Consigne: Poursuivez le texte de Levinas sur le visage d'autrui après sa dernière phrase.

Extrait du document:
• • • •
Emmanuel Levinas, Totalité et
infini, Martinius Nijhoff, 1961, p.172
Le visage est signification, et
signification sans contexte. Je veux dire qu'autrui dans la rectitude
de son visage, n'est pas un personnage dans un contexte. D'ordinaire,
on est un "personnage" : on est professeur à la Sorbonne,
vice-président du Conseil d'Etat, fils d'un tel, tout ce qui est dans
le passeport, la manière de se vêtir, de se présenter. Et toute
signification, au sens habituel du terme, est relative à un tel
contexte : le sens de quelque chose tient dans sa relation à autre
chose. Ici, au contraire, le visage est sens à lui seul. Toi, c'est
toi. En ce sens, on peut dire que le visage n'est pas "vu". Il est ce
qui ne peut devenir un contenu, que votre pensée embrasserait ; il est
l'incontenable, il vous mène au-delà.
• • • •
Ensemble d'enregistrements:

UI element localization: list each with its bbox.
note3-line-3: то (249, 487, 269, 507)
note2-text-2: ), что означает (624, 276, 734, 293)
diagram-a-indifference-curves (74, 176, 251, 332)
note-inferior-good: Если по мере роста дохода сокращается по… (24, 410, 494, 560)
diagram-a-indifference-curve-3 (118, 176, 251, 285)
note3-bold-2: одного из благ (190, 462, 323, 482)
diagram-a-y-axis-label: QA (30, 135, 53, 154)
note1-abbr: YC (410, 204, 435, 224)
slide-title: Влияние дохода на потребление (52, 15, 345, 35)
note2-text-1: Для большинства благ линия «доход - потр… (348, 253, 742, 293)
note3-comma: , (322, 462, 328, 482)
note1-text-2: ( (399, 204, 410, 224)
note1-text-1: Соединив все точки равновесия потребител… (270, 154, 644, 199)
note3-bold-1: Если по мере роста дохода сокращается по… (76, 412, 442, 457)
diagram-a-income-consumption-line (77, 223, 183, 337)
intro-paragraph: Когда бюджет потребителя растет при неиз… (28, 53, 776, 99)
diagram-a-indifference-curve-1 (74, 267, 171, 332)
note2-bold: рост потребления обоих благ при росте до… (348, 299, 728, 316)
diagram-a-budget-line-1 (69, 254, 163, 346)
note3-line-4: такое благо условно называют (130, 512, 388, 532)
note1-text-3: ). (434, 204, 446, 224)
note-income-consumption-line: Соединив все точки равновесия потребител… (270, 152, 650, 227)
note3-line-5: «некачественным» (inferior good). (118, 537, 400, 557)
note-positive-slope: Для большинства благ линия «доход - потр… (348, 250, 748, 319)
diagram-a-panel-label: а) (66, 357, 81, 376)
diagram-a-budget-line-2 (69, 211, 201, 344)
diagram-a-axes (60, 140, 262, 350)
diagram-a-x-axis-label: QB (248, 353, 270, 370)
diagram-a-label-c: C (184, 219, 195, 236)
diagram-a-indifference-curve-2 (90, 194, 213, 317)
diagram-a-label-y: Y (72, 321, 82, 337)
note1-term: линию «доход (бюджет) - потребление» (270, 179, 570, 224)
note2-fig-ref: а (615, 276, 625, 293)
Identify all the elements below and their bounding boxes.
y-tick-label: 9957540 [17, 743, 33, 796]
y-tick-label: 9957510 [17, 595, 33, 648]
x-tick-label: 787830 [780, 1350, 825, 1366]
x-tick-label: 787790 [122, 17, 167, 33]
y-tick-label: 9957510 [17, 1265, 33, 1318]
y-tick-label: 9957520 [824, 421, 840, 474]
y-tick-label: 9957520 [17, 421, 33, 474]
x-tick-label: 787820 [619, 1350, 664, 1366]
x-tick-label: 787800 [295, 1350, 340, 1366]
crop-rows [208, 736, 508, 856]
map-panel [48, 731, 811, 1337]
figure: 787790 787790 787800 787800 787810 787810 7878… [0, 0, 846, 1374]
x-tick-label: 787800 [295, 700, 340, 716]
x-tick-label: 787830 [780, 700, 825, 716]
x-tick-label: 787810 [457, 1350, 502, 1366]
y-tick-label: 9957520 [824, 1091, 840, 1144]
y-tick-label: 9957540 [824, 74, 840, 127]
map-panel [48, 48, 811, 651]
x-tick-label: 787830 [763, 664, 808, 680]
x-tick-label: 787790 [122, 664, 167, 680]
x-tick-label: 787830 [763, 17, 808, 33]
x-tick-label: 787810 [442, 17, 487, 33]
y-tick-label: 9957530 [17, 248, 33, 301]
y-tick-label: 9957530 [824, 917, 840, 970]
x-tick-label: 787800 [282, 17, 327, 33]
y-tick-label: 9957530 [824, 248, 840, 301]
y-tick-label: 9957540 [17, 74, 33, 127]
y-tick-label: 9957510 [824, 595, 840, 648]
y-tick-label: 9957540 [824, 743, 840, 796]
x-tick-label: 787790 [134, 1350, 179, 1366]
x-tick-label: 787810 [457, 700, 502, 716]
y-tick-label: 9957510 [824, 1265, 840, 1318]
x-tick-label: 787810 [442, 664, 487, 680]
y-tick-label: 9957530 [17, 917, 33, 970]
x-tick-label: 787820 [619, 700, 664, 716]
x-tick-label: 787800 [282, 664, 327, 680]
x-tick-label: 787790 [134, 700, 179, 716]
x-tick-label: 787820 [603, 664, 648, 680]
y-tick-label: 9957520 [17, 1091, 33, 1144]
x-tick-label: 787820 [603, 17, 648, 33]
• • • •
Réponse attendue:
Emmanuel Levinas, Ethique et infini,
Fayard, 1982, p.91
La peau du visage est celle qui
reste la plus nue, la plus dénuée. La plus nue, bien que d'une nudité
décente. La plus dénuée aussi : il y a dans le visage une pauvreté
essentielle ; la preuve est qu'on essaie de masquer cette pauvreté en
se donnant des poses, une contenance.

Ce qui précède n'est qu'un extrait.